**DIRECTIVE**
For the entries below, how many lines include the word "horizontal"? Give the figure and nothing more.

* * *

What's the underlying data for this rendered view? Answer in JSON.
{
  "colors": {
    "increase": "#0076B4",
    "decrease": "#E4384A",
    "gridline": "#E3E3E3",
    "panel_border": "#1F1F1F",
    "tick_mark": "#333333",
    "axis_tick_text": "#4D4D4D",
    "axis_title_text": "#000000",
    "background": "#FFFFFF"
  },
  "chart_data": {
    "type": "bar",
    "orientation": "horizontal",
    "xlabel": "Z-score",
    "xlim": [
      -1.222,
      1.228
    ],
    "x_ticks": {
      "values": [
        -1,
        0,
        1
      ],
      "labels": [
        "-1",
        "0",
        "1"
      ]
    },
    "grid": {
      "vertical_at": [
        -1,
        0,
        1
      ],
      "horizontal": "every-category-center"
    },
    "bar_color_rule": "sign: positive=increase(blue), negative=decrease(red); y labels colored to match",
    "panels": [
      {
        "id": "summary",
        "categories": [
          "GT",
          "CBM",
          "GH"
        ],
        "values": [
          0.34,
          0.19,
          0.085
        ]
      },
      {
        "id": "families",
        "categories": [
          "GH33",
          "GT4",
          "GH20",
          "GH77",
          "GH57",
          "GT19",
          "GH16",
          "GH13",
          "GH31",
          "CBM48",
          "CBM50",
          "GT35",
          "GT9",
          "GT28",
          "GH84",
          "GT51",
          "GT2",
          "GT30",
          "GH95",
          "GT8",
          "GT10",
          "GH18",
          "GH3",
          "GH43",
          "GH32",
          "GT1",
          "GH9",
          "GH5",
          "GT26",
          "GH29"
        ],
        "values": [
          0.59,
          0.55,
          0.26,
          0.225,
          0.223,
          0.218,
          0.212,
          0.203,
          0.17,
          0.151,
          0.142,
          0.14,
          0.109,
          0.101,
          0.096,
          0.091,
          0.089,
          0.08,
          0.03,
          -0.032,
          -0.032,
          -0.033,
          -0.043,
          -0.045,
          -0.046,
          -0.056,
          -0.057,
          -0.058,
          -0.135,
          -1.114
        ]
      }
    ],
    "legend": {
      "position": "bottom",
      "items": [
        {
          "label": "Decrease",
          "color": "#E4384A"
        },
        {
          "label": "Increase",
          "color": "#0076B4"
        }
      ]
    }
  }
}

* * *

**RESPONSE FOR THIS EXERCISE**
2